# [Data lines]

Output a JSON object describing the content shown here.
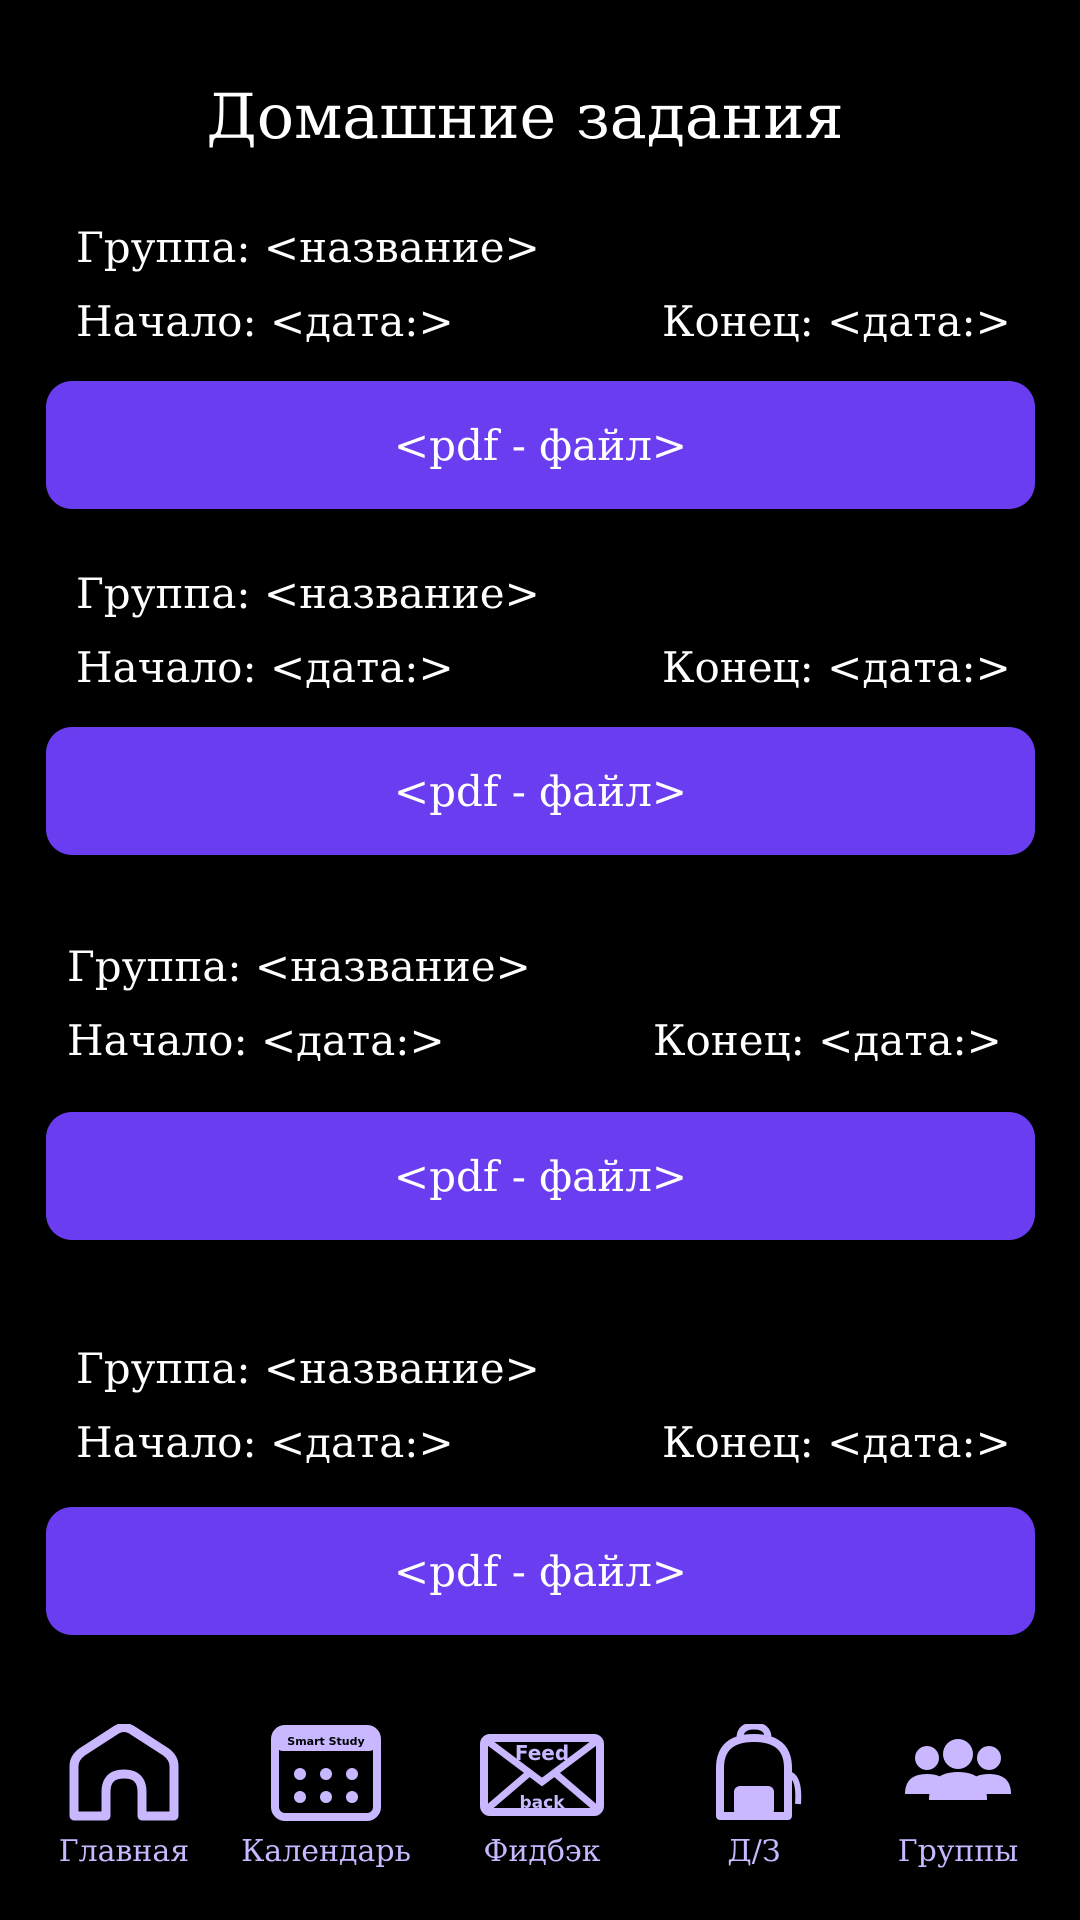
{
  "page": {
    "title": "Домашние задания"
  },
  "colors": {
    "accent": "#6a3df0",
    "nav_icon": "#c9b8ff",
    "background": "#000000"
  },
  "assignments": [
    {
      "group": "Группа: <название>",
      "start": "Начало: <дата:>",
      "end": "Конец: <дата:>",
      "file": "<pdf - файл>"
    },
    {
      "group": "Группа: <название>",
      "start": "Начало: <дата:>",
      "end": "Конец: <дата:>",
      "file": "<pdf - файл>"
    },
    {
      "group": "Группа: <название>",
      "start": "Начало: <дата:>",
      "end": "Конец: <дата:>",
      "file": "<pdf - файл>"
    },
    {
      "group": "Группа: <название>",
      "start": "Начало: <дата:>",
      "end": "Конец: <дата:>",
      "file": "<pdf - файл>"
    }
  ],
  "nav": {
    "items": [
      {
        "label": "Главная",
        "icon": "home-icon"
      },
      {
        "label": "Календарь",
        "icon": "calendar-icon",
        "icon_text": "Smart Study"
      },
      {
        "label": "Фидбэк",
        "icon": "feedback-envelope-icon",
        "icon_text_top": "Feed",
        "icon_text_bottom": "back"
      },
      {
        "label": "Д/З",
        "icon": "backpack-icon"
      },
      {
        "label": "Группы",
        "icon": "groups-icon"
      }
    ]
  }
}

# [Written instruction]
Reproduce the full listing above verbatim, with no pictures included.

# [The completed task]
Output a JSON object describing the content shown here.
{
  "page": {
    "title": "Домашние задания"
  },
  "colors": {
    "accent": "#6a3df0",
    "nav_icon": "#c9b8ff",
    "background": "#000000"
  },
  "assignments": [
    {
      "group": "Группа: <название>",
      "start": "Начало: <дата:>",
      "end": "Конец: <дата:>",
      "file": "<pdf - файл>"
    },
    {
      "group": "Группа: <название>",
      "start": "Начало: <дата:>",
      "end": "Конец: <дата:>",
      "file": "<pdf - файл>"
    },
    {
      "group": "Группа: <название>",
      "start": "Начало: <дата:>",
      "end": "Конец: <дата:>",
      "file": "<pdf - файл>"
    },
    {
      "group": "Группа: <название>",
      "start": "Начало: <дата:>",
      "end": "Конец: <дата:>",
      "file": "<pdf - файл>"
    }
  ],
  "nav": {
    "items": [
      {
        "label": "Главная",
        "icon": "home-icon"
      },
      {
        "label": "Календарь",
        "icon": "calendar-icon",
        "icon_text": "Smart Study"
      },
      {
        "label": "Фидбэк",
        "icon": "feedback-envelope-icon",
        "icon_text_top": "Feed",
        "icon_text_bottom": "back"
      },
      {
        "label": "Д/З",
        "icon": "backpack-icon"
      },
      {
        "label": "Группы",
        "icon": "groups-icon"
      }
    ]
  }
}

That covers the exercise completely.